++++ Input data

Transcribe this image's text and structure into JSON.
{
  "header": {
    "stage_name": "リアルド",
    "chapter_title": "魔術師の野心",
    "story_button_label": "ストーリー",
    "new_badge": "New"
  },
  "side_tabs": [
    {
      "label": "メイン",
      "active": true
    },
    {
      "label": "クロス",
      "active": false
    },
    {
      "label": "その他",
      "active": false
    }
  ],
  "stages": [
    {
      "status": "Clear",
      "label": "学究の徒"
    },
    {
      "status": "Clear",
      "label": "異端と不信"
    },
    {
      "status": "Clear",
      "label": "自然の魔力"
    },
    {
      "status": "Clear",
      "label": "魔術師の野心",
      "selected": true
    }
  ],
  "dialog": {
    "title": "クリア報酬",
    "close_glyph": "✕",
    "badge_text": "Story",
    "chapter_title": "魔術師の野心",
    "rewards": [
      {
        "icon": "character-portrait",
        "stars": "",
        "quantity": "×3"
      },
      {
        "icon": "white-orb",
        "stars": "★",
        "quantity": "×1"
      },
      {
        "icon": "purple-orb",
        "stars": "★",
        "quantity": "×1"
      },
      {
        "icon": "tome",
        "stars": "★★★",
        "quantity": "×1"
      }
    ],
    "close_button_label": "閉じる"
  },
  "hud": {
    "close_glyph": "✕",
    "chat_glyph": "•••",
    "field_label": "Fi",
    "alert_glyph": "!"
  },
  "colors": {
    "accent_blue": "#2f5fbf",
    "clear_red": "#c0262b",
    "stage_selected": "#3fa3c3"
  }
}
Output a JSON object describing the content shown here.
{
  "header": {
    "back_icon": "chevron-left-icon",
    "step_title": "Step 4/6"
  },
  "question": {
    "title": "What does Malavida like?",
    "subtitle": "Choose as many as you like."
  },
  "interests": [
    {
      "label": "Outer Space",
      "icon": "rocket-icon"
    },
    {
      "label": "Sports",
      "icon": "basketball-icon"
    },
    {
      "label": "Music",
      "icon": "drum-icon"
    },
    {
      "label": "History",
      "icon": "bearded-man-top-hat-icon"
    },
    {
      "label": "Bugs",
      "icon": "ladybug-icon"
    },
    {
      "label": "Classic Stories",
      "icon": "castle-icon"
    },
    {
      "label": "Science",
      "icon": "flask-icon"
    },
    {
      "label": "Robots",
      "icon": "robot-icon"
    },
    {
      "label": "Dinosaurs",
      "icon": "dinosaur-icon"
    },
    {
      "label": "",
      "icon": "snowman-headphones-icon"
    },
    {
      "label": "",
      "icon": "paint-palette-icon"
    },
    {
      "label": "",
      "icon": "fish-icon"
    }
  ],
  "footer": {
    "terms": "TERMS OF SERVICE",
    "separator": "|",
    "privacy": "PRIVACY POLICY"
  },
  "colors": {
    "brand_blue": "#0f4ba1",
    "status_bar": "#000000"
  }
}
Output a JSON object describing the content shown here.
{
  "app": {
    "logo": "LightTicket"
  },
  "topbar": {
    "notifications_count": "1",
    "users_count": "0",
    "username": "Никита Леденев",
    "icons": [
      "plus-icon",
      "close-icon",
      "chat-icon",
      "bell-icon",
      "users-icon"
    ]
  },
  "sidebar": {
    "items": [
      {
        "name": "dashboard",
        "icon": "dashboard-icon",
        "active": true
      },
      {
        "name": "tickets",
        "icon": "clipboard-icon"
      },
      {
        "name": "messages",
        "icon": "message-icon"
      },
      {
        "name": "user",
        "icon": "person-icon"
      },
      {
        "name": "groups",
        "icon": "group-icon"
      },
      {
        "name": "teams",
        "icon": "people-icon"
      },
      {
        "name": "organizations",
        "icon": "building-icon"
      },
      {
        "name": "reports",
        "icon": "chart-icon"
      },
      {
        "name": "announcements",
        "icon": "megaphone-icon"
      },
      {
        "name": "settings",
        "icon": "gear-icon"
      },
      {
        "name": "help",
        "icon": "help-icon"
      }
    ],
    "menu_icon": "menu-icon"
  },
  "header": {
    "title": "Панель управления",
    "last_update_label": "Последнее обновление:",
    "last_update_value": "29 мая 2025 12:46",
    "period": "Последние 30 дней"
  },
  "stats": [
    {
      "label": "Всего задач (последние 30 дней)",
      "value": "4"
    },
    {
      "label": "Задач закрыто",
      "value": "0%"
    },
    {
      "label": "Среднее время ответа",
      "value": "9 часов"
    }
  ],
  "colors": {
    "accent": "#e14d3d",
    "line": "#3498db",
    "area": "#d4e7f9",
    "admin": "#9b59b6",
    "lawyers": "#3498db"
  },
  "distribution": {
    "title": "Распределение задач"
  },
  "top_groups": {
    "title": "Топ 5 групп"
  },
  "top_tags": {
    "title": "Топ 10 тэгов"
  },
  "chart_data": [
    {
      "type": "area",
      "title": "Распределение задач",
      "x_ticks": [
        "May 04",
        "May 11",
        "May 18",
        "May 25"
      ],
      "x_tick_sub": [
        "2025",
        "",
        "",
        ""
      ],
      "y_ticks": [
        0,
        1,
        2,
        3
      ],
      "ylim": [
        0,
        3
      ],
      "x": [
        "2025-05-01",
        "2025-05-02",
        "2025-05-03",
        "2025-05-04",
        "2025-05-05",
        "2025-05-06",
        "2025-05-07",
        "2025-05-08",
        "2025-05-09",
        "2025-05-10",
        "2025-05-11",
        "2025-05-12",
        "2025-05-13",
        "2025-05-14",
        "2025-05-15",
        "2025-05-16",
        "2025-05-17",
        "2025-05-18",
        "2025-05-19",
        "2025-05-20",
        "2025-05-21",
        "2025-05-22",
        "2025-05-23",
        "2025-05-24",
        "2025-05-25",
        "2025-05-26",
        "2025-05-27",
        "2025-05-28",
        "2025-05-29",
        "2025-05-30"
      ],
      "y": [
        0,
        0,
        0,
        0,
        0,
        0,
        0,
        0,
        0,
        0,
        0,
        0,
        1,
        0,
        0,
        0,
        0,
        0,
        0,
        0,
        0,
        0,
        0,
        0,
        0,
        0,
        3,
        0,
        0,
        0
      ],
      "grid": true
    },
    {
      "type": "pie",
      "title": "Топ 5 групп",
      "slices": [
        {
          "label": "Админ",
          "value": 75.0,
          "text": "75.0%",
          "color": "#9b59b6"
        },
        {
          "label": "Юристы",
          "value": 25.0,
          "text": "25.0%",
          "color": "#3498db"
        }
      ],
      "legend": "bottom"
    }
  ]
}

++++++++

Could you quote the material above in full, exactly as it stands?

■ Written answer ■
Transcribe this image's text and structure into JSON.
{
  "header": {
    "stage_name": "リアルド",
    "chapter_title": "魔術師の野心",
    "story_button_label": "ストーリー",
    "new_badge": "New"
  },
  "side_tabs": [
    {
      "label": "メイン",
      "active": true
    },
    {
      "label": "クロス",
      "active": false
    },
    {
      "label": "その他",
      "active": false
    }
  ],
  "stages": [
    {
      "status": "Clear",
      "label": "学究の徒"
    },
    {
      "status": "Clear",
      "label": "異端と不信"
    },
    {
      "status": "Clear",
      "label": "自然の魔力"
    },
    {
      "status": "Clear",
      "label": "魔術師の野心",
      "selected": true
    }
  ],
  "dialog": {
    "title": "クリア報酬",
    "close_glyph": "✕",
    "badge_text": "Story",
    "chapter_title": "魔術師の野心",
    "rewards": [
      {
        "icon": "character-portrait",
        "stars": "",
        "quantity": "×3"
      },
      {
        "icon": "white-orb",
        "stars": "★",
        "quantity": "×1"
      },
      {
        "icon": "purple-orb",
        "stars": "★",
        "quantity": "×1"
      },
      {
        "icon": "tome",
        "stars": "★★★",
        "quantity": "×1"
      }
    ],
    "close_button_label": "閉じる"
  },
  "hud": {
    "close_glyph": "✕",
    "chat_glyph": "•••",
    "field_label": "Fi",
    "alert_glyph": "!"
  },
  "colors": {
    "accent_blue": "#2f5fbf",
    "clear_red": "#c0262b",
    "stage_selected": "#3fa3c3"
  }
}
Output a JSON object describing the content shown here.
{
  "header": {
    "back_icon": "chevron-left-icon",
    "step_title": "Step 4/6"
  },
  "question": {
    "title": "What does Malavida like?",
    "subtitle": "Choose as many as you like."
  },
  "interests": [
    {
      "label": "Outer Space",
      "icon": "rocket-icon"
    },
    {
      "label": "Sports",
      "icon": "basketball-icon"
    },
    {
      "label": "Music",
      "icon": "drum-icon"
    },
    {
      "label": "History",
      "icon": "bearded-man-top-hat-icon"
    },
    {
      "label": "Bugs",
      "icon": "ladybug-icon"
    },
    {
      "label": "Classic Stories",
      "icon": "castle-icon"
    },
    {
      "label": "Science",
      "icon": "flask-icon"
    },
    {
      "label": "Robots",
      "icon": "robot-icon"
    },
    {
      "label": "Dinosaurs",
      "icon": "dinosaur-icon"
    },
    {
      "label": "",
      "icon": "snowman-headphones-icon"
    },
    {
      "label": "",
      "icon": "paint-palette-icon"
    },
    {
      "label": "",
      "icon": "fish-icon"
    }
  ],
  "footer": {
    "terms": "TERMS OF SERVICE",
    "separator": "|",
    "privacy": "PRIVACY POLICY"
  },
  "colors": {
    "brand_blue": "#0f4ba1",
    "status_bar": "#000000"
  }
}
Output a JSON object describing the content shown here.
{
  "app": {
    "logo": "LightTicket"
  },
  "topbar": {
    "notifications_count": "1",
    "users_count": "0",
    "username": "Никита Леденев",
    "icons": [
      "plus-icon",
      "close-icon",
      "chat-icon",
      "bell-icon",
      "users-icon"
    ]
  },
  "sidebar": {
    "items": [
      {
        "name": "dashboard",
        "icon": "dashboard-icon",
        "active": true
      },
      {
        "name": "tickets",
        "icon": "clipboard-icon"
      },
      {
        "name": "messages",
        "icon": "message-icon"
      },
      {
        "name": "user",
        "icon": "person-icon"
      },
      {
        "name": "groups",
        "icon": "group-icon"
      },
      {
        "name": "teams",
        "icon": "people-icon"
      },
      {
        "name": "organizations",
        "icon": "building-icon"
      },
      {
        "name": "reports",
        "icon": "chart-icon"
      },
      {
        "name": "announcements",
        "icon": "megaphone-icon"
      },
      {
        "name": "settings",
        "icon": "gear-icon"
      },
      {
        "name": "help",
        "icon": "help-icon"
      }
    ],
    "menu_icon": "menu-icon"
  },
  "header": {
    "title": "Панель управления",
    "last_update_label": "Последнее обновление:",
    "last_update_value": "29 мая 2025 12:46",
    "period": "Последние 30 дней"
  },
  "stats": [
    {
      "label": "Всего задач (последние 30 дней)",
      "value": "4"
    },
    {
      "label": "Задач закрыто",
      "value": "0%"
    },
    {
      "label": "Среднее время ответа",
      "value": "9 часов"
    }
  ],
  "colors": {
    "accent": "#e14d3d",
    "line": "#3498db",
    "area": "#d4e7f9",
    "admin": "#9b59b6",
    "lawyers": "#3498db"
  },
  "distribution": {
    "title": "Распределение задач"
  },
  "top_groups": {
    "title": "Топ 5 групп"
  },
  "top_tags": {
    "title": "Топ 10 тэгов"
  },
  "chart_data": [
    {
      "type": "area",
      "title": "Распределение задач",
      "x_ticks": [
        "May 04",
        "May 11",
        "May 18",
        "May 25"
      ],
      "x_tick_sub": [
        "2025",
        "",
        "",
        ""
      ],
      "y_ticks": [
        0,
        1,
        2,
        3
      ],
      "ylim": [
        0,
        3
      ],
      "x": [
        "2025-05-01",
        "2025-05-02",
        "2025-05-03",
        "2025-05-04",
        "2025-05-05",
        "2025-05-06",
        "2025-05-07",
        "2025-05-08",
        "2025-05-09",
        "2025-05-10",
        "2025-05-11",
        "2025-05-12",
        "2025-05-13",
        "2025-05-14",
        "2025-05-15",
        "2025-05-16",
        "2025-05-17",
        "2025-05-18",
        "2025-05-19",
        "2025-05-20",
        "2025-05-21",
        "2025-05-22",
        "2025-05-23",
        "2025-05-24",
        "2025-05-25",
        "2025-05-26",
        "2025-05-27",
        "2025-05-28",
        "2025-05-29",
        "2025-05-30"
      ],
      "y": [
        0,
        0,
        0,
        0,
        0,
        0,
        0,
        0,
        0,
        0,
        0,
        0,
        1,
        0,
        0,
        0,
        0,
        0,
        0,
        0,
        0,
        0,
        0,
        0,
        0,
        0,
        3,
        0,
        0,
        0
      ],
      "grid": true
    },
    {
      "type": "pie",
      "title": "Топ 5 групп",
      "slices": [
        {
          "label": "Админ",
          "value": 75.0,
          "text": "75.0%",
          "color": "#9b59b6"
        },
        {
          "label": "Юристы",
          "value": 25.0,
          "text": "25.0%",
          "color": "#3498db"
        }
      ],
      "legend": "bottom"
    }
  ]
}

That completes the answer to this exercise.